__Exercise instructions__
Whenever a line contains the string "Step", copy it out of the entries.

__Data rows__

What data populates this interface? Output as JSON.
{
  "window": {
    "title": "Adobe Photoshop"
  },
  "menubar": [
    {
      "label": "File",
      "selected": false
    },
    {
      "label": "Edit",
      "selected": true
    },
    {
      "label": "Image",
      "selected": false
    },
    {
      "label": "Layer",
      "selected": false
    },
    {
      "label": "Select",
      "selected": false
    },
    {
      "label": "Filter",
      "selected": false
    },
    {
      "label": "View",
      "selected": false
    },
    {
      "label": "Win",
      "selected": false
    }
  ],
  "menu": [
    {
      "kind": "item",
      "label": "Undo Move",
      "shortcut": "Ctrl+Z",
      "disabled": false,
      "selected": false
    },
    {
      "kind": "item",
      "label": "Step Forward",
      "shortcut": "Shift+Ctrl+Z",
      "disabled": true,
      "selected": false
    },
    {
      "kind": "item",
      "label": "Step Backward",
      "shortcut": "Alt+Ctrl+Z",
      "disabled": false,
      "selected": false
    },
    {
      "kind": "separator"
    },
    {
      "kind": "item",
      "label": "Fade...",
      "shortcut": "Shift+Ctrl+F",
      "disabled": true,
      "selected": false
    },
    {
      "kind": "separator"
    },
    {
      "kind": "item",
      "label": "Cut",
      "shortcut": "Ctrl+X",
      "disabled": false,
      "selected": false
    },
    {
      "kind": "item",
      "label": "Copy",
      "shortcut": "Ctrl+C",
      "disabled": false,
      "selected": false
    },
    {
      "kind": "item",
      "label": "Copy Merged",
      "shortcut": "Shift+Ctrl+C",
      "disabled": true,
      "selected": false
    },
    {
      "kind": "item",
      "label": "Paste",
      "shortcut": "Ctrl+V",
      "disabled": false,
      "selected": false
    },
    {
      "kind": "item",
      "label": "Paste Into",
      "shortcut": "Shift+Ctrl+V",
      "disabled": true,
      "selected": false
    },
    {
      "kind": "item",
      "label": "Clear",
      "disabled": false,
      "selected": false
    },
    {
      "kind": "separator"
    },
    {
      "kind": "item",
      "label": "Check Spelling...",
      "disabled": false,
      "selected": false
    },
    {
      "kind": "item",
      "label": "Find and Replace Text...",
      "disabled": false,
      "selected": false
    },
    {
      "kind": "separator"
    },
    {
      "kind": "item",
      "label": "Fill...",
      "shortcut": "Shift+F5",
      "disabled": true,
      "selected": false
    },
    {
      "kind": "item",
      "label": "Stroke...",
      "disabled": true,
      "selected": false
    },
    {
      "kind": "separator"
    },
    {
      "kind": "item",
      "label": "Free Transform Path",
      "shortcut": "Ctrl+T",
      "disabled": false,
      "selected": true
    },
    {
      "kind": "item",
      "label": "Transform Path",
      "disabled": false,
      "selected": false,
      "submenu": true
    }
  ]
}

__Response to this task__
      "label": "Step Forward",
      "label": "Step Backward",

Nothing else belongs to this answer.